◆ What is expected: Please copy all the lines that follow, word for word.

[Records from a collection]
## Start

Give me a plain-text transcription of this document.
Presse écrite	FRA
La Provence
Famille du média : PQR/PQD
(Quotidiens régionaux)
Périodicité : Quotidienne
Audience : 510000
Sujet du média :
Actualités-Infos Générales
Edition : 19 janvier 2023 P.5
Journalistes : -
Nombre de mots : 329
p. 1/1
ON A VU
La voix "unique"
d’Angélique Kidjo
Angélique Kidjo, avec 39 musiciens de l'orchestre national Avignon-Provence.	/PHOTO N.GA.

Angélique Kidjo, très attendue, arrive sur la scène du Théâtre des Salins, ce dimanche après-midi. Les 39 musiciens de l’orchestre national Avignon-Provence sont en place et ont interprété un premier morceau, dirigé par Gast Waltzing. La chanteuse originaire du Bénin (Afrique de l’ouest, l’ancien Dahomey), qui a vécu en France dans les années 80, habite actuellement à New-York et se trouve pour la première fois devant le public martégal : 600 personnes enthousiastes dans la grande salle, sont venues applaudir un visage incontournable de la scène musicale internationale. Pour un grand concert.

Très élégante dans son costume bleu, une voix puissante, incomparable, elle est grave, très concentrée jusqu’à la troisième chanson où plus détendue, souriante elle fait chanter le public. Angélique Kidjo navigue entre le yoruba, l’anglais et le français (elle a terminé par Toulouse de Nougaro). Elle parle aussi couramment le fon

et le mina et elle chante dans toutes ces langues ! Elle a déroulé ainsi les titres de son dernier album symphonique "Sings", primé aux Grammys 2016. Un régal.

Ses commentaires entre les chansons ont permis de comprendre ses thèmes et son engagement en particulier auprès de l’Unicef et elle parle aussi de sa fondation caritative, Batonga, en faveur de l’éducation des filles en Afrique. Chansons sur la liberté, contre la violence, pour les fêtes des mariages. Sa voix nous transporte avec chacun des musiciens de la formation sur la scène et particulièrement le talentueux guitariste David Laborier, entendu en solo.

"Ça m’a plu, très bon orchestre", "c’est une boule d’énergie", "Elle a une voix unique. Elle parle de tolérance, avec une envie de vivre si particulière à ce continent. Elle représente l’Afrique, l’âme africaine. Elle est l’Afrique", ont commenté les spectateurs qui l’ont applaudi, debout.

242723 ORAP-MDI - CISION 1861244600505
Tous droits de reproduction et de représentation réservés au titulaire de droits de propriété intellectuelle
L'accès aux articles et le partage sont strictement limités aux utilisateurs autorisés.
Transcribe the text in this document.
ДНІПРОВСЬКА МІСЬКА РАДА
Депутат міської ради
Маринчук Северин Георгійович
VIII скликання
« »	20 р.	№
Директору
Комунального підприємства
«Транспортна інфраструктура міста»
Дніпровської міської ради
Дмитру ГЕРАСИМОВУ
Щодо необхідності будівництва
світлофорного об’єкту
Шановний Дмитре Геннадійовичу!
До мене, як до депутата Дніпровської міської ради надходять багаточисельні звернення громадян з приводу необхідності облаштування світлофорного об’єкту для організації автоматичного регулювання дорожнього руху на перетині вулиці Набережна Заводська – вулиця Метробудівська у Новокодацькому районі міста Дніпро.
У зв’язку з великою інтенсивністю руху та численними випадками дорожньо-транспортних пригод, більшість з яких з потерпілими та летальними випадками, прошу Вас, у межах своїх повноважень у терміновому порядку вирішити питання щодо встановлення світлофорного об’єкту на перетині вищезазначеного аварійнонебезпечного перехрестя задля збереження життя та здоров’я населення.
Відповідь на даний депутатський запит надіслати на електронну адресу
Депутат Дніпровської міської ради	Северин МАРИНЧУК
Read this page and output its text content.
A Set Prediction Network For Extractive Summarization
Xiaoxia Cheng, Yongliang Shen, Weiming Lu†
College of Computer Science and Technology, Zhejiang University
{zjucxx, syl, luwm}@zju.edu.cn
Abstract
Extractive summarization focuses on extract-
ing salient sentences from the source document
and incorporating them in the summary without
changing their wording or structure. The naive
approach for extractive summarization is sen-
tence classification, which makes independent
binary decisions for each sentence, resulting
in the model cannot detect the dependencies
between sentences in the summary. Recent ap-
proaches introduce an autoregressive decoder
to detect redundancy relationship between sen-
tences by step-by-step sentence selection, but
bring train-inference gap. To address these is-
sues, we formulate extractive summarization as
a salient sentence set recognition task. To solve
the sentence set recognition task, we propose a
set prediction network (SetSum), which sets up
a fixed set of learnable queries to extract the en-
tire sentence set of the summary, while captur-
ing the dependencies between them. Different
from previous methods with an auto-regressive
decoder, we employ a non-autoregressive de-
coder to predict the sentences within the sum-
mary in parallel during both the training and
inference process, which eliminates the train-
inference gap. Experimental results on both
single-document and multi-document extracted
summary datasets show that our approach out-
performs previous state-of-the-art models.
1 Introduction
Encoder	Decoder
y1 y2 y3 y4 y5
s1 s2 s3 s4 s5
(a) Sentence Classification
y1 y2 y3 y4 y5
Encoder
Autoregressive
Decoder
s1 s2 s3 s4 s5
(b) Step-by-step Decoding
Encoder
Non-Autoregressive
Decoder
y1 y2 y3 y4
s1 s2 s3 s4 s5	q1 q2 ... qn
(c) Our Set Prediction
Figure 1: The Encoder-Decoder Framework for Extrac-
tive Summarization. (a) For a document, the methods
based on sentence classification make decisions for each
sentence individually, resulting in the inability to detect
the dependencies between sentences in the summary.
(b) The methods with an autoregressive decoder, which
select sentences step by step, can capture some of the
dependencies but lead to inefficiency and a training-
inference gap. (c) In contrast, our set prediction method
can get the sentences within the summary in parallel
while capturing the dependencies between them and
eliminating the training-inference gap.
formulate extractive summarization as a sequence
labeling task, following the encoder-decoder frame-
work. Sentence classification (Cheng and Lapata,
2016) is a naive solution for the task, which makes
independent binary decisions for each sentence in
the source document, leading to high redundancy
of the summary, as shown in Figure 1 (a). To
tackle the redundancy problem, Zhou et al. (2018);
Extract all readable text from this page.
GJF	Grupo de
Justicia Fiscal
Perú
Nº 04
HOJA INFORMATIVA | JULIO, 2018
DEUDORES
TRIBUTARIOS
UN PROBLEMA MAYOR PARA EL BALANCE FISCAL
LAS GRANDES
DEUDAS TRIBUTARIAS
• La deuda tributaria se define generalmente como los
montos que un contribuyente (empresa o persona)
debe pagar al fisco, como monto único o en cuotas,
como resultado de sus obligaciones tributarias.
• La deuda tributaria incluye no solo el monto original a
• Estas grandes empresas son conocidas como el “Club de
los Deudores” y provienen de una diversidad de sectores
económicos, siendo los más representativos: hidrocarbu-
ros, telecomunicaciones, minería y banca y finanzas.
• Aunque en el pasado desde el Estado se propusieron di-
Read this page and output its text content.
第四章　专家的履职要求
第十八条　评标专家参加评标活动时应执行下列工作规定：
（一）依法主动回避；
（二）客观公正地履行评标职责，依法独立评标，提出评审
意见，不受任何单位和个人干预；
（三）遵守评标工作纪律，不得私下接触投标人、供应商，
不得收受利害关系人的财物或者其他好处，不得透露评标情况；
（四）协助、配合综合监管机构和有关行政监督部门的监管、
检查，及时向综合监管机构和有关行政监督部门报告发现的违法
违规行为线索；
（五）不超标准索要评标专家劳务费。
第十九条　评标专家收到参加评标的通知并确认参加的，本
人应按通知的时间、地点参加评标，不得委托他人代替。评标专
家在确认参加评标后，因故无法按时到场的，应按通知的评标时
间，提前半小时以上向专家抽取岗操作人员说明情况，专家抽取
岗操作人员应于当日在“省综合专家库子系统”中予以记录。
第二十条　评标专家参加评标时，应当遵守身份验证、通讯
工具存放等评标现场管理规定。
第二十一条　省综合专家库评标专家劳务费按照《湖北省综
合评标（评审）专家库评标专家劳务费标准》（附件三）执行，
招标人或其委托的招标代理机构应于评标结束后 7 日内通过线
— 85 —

## End

◆ Solution:
Give me a plain-text transcription of this document.
Presse écrite	FRA
La Provence
Famille du média : PQR/PQD
(Quotidiens régionaux)
Périodicité : Quotidienne
Audience : 510000
Sujet du média :
Actualités-Infos Générales
Edition : 19 janvier 2023 P.5
Journalistes : -
Nombre de mots : 329
p. 1/1
ON A VU
La voix "unique"
d’Angélique Kidjo
Angélique Kidjo, avec 39 musiciens de l'orchestre national Avignon-Provence.	/PHOTO N.GA.

Angélique Kidjo, très attendue, arrive sur la scène du Théâtre des Salins, ce dimanche après-midi. Les 39 musiciens de l’orchestre national Avignon-Provence sont en place et ont interprété un premier morceau, dirigé par Gast Waltzing. La chanteuse originaire du Bénin (Afrique de l’ouest, l’ancien Dahomey), qui a vécu en France dans les années 80, habite actuellement à New-York et se trouve pour la première fois devant le public martégal : 600 personnes enthousiastes dans la grande salle, sont venues applaudir un visage incontournable de la scène musicale internationale. Pour un grand concert.

Très élégante dans son costume bleu, une voix puissante, incomparable, elle est grave, très concentrée jusqu’à la troisième chanson où plus détendue, souriante elle fait chanter le public. Angélique Kidjo navigue entre le yoruba, l’anglais et le français (elle a terminé par Toulouse de Nougaro). Elle parle aussi couramment le fon

et le mina et elle chante dans toutes ces langues ! Elle a déroulé ainsi les titres de son dernier album symphonique "Sings", primé aux Grammys 2016. Un régal.

Ses commentaires entre les chansons ont permis de comprendre ses thèmes et son engagement en particulier auprès de l’Unicef et elle parle aussi de sa fondation caritative, Batonga, en faveur de l’éducation des filles en Afrique. Chansons sur la liberté, contre la violence, pour les fêtes des mariages. Sa voix nous transporte avec chacun des musiciens de la formation sur la scène et particulièrement le talentueux guitariste David Laborier, entendu en solo.

"Ça m’a plu, très bon orchestre", "c’est une boule d’énergie", "Elle a une voix unique. Elle parle de tolérance, avec une envie de vivre si particulière à ce continent. Elle représente l’Afrique, l’âme africaine. Elle est l’Afrique", ont commenté les spectateurs qui l’ont applaudi, debout.

242723 ORAP-MDI - CISION 1861244600505
Tous droits de reproduction et de représentation réservés au titulaire de droits de propriété intellectuelle
L'accès aux articles et le partage sont strictement limités aux utilisateurs autorisés.
Transcribe the text in this document.
ДНІПРОВСЬКА МІСЬКА РАДА
Депутат міської ради
Маринчук Северин Георгійович
VIII скликання
« »	20 р.	№
Директору
Комунального підприємства
«Транспортна інфраструктура міста»
Дніпровської міської ради
Дмитру ГЕРАСИМОВУ
Щодо необхідності будівництва
світлофорного об’єкту
Шановний Дмитре Геннадійовичу!
До мене, як до депутата Дніпровської міської ради надходять багаточисельні звернення громадян з приводу необхідності облаштування світлофорного об’єкту для організації автоматичного регулювання дорожнього руху на перетині вулиці Набережна Заводська – вулиця Метробудівська у Новокодацькому районі міста Дніпро.
У зв’язку з великою інтенсивністю руху та численними випадками дорожньо-транспортних пригод, більшість з яких з потерпілими та летальними випадками, прошу Вас, у межах своїх повноважень у терміновому порядку вирішити питання щодо встановлення світлофорного об’єкту на перетині вищезазначеного аварійнонебезпечного перехрестя задля збереження життя та здоров’я населення.
Відповідь на даний депутатський запит надіслати на електронну адресу
Депутат Дніпровської міської ради	Северин МАРИНЧУК
Read this page and output its text content.
A Set Prediction Network For Extractive Summarization
Xiaoxia Cheng, Yongliang Shen, Weiming Lu†
College of Computer Science and Technology, Zhejiang University
{zjucxx, syl, luwm}@zju.edu.cn
Abstract
Extractive summarization focuses on extract-
ing salient sentences from the source document
and incorporating them in the summary without
changing their wording or structure. The naive
approach for extractive summarization is sen-
tence classification, which makes independent
binary decisions for each sentence, resulting
in the model cannot detect the dependencies
between sentences in the summary. Recent ap-
proaches introduce an autoregressive decoder
to detect redundancy relationship between sen-
tences by step-by-step sentence selection, but
bring train-inference gap. To address these is-
sues, we formulate extractive summarization as
a salient sentence set recognition task. To solve
the sentence set recognition task, we propose a
set prediction network (SetSum), which sets up
a fixed set of learnable queries to extract the en-
tire sentence set of the summary, while captur-
ing the dependencies between them. Different
from previous methods with an auto-regressive
decoder, we employ a non-autoregressive de-
coder to predict the sentences within the sum-
mary in parallel during both the training and
inference process, which eliminates the train-
inference gap. Experimental results on both
single-document and multi-document extracted
summary datasets show that our approach out-
performs previous state-of-the-art models.
1 Introduction
Encoder	Decoder
y1 y2 y3 y4 y5
s1 s2 s3 s4 s5
(a) Sentence Classification
y1 y2 y3 y4 y5
Encoder
Autoregressive
Decoder
s1 s2 s3 s4 s5
(b) Step-by-step Decoding
Encoder
Non-Autoregressive
Decoder
y1 y2 y3 y4
s1 s2 s3 s4 s5	q1 q2 ... qn
(c) Our Set Prediction
Figure 1: The Encoder-Decoder Framework for Extrac-
tive Summarization. (a) For a document, the methods
based on sentence classification make decisions for each
sentence individually, resulting in the inability to detect
the dependencies between sentences in the summary.
(b) The methods with an autoregressive decoder, which
select sentences step by step, can capture some of the
dependencies but lead to inefficiency and a training-
inference gap. (c) In contrast, our set prediction method
can get the sentences within the summary in parallel
while capturing the dependencies between them and
eliminating the training-inference gap.
formulate extractive summarization as a sequence
labeling task, following the encoder-decoder frame-
work. Sentence classification (Cheng and Lapata,
2016) is a naive solution for the task, which makes
independent binary decisions for each sentence in
the source document, leading to high redundancy
of the summary, as shown in Figure 1 (a). To
tackle the redundancy problem, Zhou et al. (2018);
Extract all readable text from this page.
GJF	Grupo de
Justicia Fiscal
Perú
Nº 04
HOJA INFORMATIVA | JULIO, 2018
DEUDORES
TRIBUTARIOS
UN PROBLEMA MAYOR PARA EL BALANCE FISCAL
LAS GRANDES
DEUDAS TRIBUTARIAS
• La deuda tributaria se define generalmente como los
montos que un contribuyente (empresa o persona)
debe pagar al fisco, como monto único o en cuotas,
como resultado de sus obligaciones tributarias.
• La deuda tributaria incluye no solo el monto original a
• Estas grandes empresas son conocidas como el “Club de
los Deudores” y provienen de una diversidad de sectores
económicos, siendo los más representativos: hidrocarbu-
ros, telecomunicaciones, minería y banca y finanzas.
• Aunque en el pasado desde el Estado se propusieron di-
Read this page and output its text content.
第四章　专家的履职要求
第十八条　评标专家参加评标活动时应执行下列工作规定：
（一）依法主动回避；
（二）客观公正地履行评标职责，依法独立评标，提出评审
意见，不受任何单位和个人干预；
（三）遵守评标工作纪律，不得私下接触投标人、供应商，
不得收受利害关系人的财物或者其他好处，不得透露评标情况；
（四）协助、配合综合监管机构和有关行政监督部门的监管、
检查，及时向综合监管机构和有关行政监督部门报告发现的违法
违规行为线索；
（五）不超标准索要评标专家劳务费。
第十九条　评标专家收到参加评标的通知并确认参加的，本
人应按通知的时间、地点参加评标，不得委托他人代替。评标专
家在确认参加评标后，因故无法按时到场的，应按通知的评标时
间，提前半小时以上向专家抽取岗操作人员说明情况，专家抽取
岗操作人员应于当日在“省综合专家库子系统”中予以记录。
第二十条　评标专家参加评标时，应当遵守身份验证、通讯
工具存放等评标现场管理规定。
第二十一条　省综合专家库评标专家劳务费按照《湖北省综
合评标（评审）专家库评标专家劳务费标准》（附件三）执行，
招标人或其委托的招标代理机构应于评标结束后 7 日内通过线
— 85 —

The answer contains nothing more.